# start of RECORD EXTRACTS
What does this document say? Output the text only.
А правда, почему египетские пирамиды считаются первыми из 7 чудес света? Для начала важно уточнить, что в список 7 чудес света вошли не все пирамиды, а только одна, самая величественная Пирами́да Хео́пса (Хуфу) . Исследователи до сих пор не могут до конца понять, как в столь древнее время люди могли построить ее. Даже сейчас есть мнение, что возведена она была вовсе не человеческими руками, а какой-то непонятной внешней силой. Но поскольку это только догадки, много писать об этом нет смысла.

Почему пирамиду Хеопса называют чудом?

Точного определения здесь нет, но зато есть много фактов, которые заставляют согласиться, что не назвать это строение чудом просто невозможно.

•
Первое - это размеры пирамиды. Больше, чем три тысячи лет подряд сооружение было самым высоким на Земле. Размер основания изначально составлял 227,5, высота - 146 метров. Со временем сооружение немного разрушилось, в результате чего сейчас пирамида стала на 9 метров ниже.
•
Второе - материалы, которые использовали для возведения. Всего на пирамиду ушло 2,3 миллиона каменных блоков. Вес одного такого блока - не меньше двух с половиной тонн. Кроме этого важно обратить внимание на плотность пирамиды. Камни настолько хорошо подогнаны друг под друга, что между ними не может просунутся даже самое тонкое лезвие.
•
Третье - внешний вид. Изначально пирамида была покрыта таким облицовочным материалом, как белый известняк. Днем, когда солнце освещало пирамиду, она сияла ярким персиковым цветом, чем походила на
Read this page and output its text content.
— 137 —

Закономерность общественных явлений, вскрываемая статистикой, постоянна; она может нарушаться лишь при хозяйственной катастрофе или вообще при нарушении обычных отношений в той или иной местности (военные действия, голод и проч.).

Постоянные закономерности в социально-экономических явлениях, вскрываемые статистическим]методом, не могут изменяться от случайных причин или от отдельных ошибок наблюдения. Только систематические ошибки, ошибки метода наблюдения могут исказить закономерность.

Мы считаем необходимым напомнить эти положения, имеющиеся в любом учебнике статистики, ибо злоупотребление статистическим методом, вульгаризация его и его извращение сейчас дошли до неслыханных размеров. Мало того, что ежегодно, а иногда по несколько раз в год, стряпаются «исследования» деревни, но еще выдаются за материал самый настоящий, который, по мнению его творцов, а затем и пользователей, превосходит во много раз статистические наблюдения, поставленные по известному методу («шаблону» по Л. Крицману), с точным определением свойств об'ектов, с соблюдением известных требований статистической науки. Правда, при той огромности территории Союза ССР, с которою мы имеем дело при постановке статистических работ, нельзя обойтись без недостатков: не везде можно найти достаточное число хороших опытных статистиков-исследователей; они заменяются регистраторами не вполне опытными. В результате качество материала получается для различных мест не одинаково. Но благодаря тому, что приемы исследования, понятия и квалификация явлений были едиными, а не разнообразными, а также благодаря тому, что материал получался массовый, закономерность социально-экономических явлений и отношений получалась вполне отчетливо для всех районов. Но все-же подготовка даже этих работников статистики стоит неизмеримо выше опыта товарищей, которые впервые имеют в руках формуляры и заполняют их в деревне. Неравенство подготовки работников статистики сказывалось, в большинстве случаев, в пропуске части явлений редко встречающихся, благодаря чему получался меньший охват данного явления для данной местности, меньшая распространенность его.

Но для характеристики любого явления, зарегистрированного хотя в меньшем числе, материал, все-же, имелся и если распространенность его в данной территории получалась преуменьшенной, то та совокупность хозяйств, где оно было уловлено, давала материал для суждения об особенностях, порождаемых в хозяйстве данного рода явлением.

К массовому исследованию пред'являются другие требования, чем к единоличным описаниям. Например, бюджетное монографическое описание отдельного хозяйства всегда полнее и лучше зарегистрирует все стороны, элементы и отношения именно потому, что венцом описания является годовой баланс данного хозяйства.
# end of RECORD EXTRACTS
STATED TASK: Write down every line of the data exactly as it appears above.

SOLUTION FOR THIS TASK:
What does this document say? Output the text only.
А правда, почему египетские пирамиды считаются первыми из 7 чудес света? Для начала важно уточнить, что в список 7 чудес света вошли не все пирамиды, а только одна, самая величественная Пирами́да Хео́пса (Хуфу) . Исследователи до сих пор не могут до конца понять, как в столь древнее время люди могли построить ее. Даже сейчас есть мнение, что возведена она была вовсе не человеческими руками, а какой-то непонятной внешней силой. Но поскольку это только догадки, много писать об этом нет смысла.

Почему пирамиду Хеопса называют чудом?

Точного определения здесь нет, но зато есть много фактов, которые заставляют согласиться, что не назвать это строение чудом просто невозможно.

•
Первое - это размеры пирамиды. Больше, чем три тысячи лет подряд сооружение было самым высоким на Земле. Размер основания изначально составлял 227,5, высота - 146 метров. Со временем сооружение немного разрушилось, в результате чего сейчас пирамида стала на 9 метров ниже.
•
Второе - материалы, которые использовали для возведения. Всего на пирамиду ушло 2,3 миллиона каменных блоков. Вес одного такого блока - не меньше двух с половиной тонн. Кроме этого важно обратить внимание на плотность пирамиды. Камни настолько хорошо подогнаны друг под друга, что между ними не может просунутся даже самое тонкое лезвие.
•
Третье - внешний вид. Изначально пирамида была покрыта таким облицовочным материалом, как белый известняк. Днем, когда солнце освещало пирамиду, она сияла ярким персиковым цветом, чем походила на
Read this page and output its text content.
— 137 —

Закономерность общественных явлений, вскрываемая статистикой, постоянна; она может нарушаться лишь при хозяйственной катастрофе или вообще при нарушении обычных отношений в той или иной местности (военные действия, голод и проч.).

Постоянные закономерности в социально-экономических явлениях, вскрываемые статистическим]методом, не могут изменяться от случайных причин или от отдельных ошибок наблюдения. Только систематические ошибки, ошибки метода наблюдения могут исказить закономерность.

Мы считаем необходимым напомнить эти положения, имеющиеся в любом учебнике статистики, ибо злоупотребление статистическим методом, вульгаризация его и его извращение сейчас дошли до неслыханных размеров. Мало того, что ежегодно, а иногда по несколько раз в год, стряпаются «исследования» деревни, но еще выдаются за материал самый настоящий, который, по мнению его творцов, а затем и пользователей, превосходит во много раз статистические наблюдения, поставленные по известному методу («шаблону» по Л. Крицману), с точным определением свойств об'ектов, с соблюдением известных требований статистической науки. Правда, при той огромности территории Союза ССР, с которою мы имеем дело при постановке статистических работ, нельзя обойтись без недостатков: не везде можно найти достаточное число хороших опытных статистиков-исследователей; они заменяются регистраторами не вполне опытными. В результате качество материала получается для различных мест не одинаково. Но благодаря тому, что приемы исследования, понятия и квалификация явлений были едиными, а не разнообразными, а также благодаря тому, что материал получался массовый, закономерность социально-экономических явлений и отношений получалась вполне отчетливо для всех районов. Но все-же подготовка даже этих работников статистики стоит неизмеримо выше опыта товарищей, которые впервые имеют в руках формуляры и заполняют их в деревне. Неравенство подготовки работников статистики сказывалось, в большинстве случаев, в пропуске части явлений редко встречающихся, благодаря чему получался меньший охват данного явления для данной местности, меньшая распространенность его.

Но для характеристики любого явления, зарегистрированного хотя в меньшем числе, материал, все-же, имелся и если распространенность его в данной территории получалась преуменьшенной, то та совокупность хозяйств, где оно было уловлено, давала материал для суждения об особенностях, порождаемых в хозяйстве данного рода явлением.

К массовому исследованию пред'являются другие требования, чем к единоличным описаниям. Например, бюджетное монографическое описание отдельного хозяйства всегда полнее и лучше зарегистрирует все стороны, элементы и отношения именно потому, что венцом описания является годовой баланс данного хозяйства.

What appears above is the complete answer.